Extracts from a graphics dataset
◇ ◇ ◇
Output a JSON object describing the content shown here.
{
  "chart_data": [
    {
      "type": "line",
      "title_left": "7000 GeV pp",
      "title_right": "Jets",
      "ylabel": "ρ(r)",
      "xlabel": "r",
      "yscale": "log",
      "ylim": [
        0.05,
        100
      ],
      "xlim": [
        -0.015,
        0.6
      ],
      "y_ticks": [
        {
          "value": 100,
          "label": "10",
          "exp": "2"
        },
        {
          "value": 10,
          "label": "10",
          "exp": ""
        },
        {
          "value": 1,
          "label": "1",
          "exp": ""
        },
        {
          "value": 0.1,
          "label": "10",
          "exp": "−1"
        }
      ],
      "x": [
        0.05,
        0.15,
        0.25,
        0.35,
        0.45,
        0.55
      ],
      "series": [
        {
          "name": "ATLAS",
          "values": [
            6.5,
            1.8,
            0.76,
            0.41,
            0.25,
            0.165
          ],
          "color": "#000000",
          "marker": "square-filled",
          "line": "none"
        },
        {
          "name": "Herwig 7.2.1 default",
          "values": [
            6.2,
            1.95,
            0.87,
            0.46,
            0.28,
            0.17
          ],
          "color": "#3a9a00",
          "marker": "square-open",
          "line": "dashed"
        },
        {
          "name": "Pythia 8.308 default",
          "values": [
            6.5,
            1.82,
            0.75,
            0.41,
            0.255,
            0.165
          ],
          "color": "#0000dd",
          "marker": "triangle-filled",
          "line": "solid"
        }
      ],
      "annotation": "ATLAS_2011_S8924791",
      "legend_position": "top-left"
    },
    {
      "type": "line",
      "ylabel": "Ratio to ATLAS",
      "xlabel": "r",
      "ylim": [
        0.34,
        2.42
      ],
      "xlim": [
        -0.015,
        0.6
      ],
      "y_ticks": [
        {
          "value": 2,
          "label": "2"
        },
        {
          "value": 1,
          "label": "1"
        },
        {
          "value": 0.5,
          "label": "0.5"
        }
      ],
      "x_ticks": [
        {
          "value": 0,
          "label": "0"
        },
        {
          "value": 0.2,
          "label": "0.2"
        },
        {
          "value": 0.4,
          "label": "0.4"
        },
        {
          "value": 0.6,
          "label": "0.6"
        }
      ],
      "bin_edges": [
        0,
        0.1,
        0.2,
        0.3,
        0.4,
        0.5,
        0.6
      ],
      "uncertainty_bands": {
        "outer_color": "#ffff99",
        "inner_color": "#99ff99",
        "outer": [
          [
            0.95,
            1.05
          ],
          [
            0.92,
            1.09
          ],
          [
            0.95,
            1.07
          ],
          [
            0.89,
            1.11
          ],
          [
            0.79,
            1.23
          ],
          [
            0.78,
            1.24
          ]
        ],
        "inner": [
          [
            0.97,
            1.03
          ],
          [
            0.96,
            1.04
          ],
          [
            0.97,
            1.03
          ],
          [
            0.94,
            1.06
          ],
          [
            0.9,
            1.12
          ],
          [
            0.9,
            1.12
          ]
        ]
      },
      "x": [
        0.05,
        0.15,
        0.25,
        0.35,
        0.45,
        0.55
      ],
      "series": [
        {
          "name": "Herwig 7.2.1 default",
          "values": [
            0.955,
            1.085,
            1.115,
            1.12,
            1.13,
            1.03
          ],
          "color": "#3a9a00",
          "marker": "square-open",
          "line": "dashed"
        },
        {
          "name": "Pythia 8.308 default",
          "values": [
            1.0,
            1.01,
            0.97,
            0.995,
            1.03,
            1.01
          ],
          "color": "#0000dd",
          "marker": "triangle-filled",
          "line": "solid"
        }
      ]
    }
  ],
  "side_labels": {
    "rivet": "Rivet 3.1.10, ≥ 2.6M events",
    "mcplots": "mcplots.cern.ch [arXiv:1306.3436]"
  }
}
◇ ◇ ◇
* _Your objective_
Exactly as shown, repeat every record.

* _Problem solution_
Output a JSON object describing the content shown here.
{
  "chart_data": [
    {
      "type": "line",
      "title_left": "7000 GeV pp",
      "title_right": "Jets",
      "ylabel": "ρ(r)",
      "xlabel": "r",
      "yscale": "log",
      "ylim": [
        0.05,
        100
      ],
      "xlim": [
        -0.015,
        0.6
      ],
      "y_ticks": [
        {
          "value": 100,
          "label": "10",
          "exp": "2"
        },
        {
          "value": 10,
          "label": "10",
          "exp": ""
        },
        {
          "value": 1,
          "label": "1",
          "exp": ""
        },
        {
          "value": 0.1,
          "label": "10",
          "exp": "−1"
        }
      ],
      "x": [
        0.05,
        0.15,
        0.25,
        0.35,
        0.45,
        0.55
      ],
      "series": [
        {
          "name": "ATLAS",
          "values": [
            6.5,
            1.8,
            0.76,
            0.41,
            0.25,
            0.165
          ],
          "color": "#000000",
          "marker": "square-filled",
          "line": "none"
        },
        {
          "name": "Herwig 7.2.1 default",
          "values": [
            6.2,
            1.95,
            0.87,
            0.46,
            0.28,
            0.17
          ],
          "color": "#3a9a00",
          "marker": "square-open",
          "line": "dashed"
        },
        {
          "name": "Pythia 8.308 default",
          "values": [
            6.5,
            1.82,
            0.75,
            0.41,
            0.255,
            0.165
          ],
          "color": "#0000dd",
          "marker": "triangle-filled",
          "line": "solid"
        }
      ],
      "annotation": "ATLAS_2011_S8924791",
      "legend_position": "top-left"
    },
    {
      "type": "line",
      "ylabel": "Ratio to ATLAS",
      "xlabel": "r",
      "ylim": [
        0.34,
        2.42
      ],
      "xlim": [
        -0.015,
        0.6
      ],
      "y_ticks": [
        {
          "value": 2,
          "label": "2"
        },
        {
          "value": 1,
          "label": "1"
        },
        {
          "value": 0.5,
          "label": "0.5"
        }
      ],
      "x_ticks": [
        {
          "value": 0,
          "label": "0"
        },
        {
          "value": 0.2,
          "label": "0.2"
        },
        {
          "value": 0.4,
          "label": "0.4"
        },
        {
          "value": 0.6,
          "label": "0.6"
        }
      ],
      "bin_edges": [
        0,
        0.1,
        0.2,
        0.3,
        0.4,
        0.5,
        0.6
      ],
      "uncertainty_bands": {
        "outer_color": "#ffff99",
        "inner_color": "#99ff99",
        "outer": [
          [
            0.95,
            1.05
          ],
          [
            0.92,
            1.09
          ],
          [
            0.95,
            1.07
          ],
          [
            0.89,
            1.11
          ],
          [
            0.79,
            1.23
          ],
          [
            0.78,
            1.24
          ]
        ],
        "inner": [
          [
            0.97,
            1.03
          ],
          [
            0.96,
            1.04
          ],
          [
            0.97,
            1.03
          ],
          [
            0.94,
            1.06
          ],
          [
            0.9,
            1.12
          ],
          [
            0.9,
            1.12
          ]
        ]
      },
      "x": [
        0.05,
        0.15,
        0.25,
        0.35,
        0.45,
        0.55
      ],
      "series": [
        {
          "name": "Herwig 7.2.1 default",
          "values": [
            0.955,
            1.085,
            1.115,
            1.12,
            1.13,
            1.03
          ],
          "color": "#3a9a00",
          "marker": "square-open",
          "line": "dashed"
        },
        {
          "name": "Pythia 8.308 default",
          "values": [
            1.0,
            1.01,
            0.97,
            0.995,
            1.03,
            1.01
          ],
          "color": "#0000dd",
          "marker": "triangle-filled",
          "line": "solid"
        }
      ]
    }
  ],
  "side_labels": {
    "rivet": "Rivet 3.1.10, ≥ 2.6M events",
    "mcplots": "mcplots.cern.ch [arXiv:1306.3436]"
  }
}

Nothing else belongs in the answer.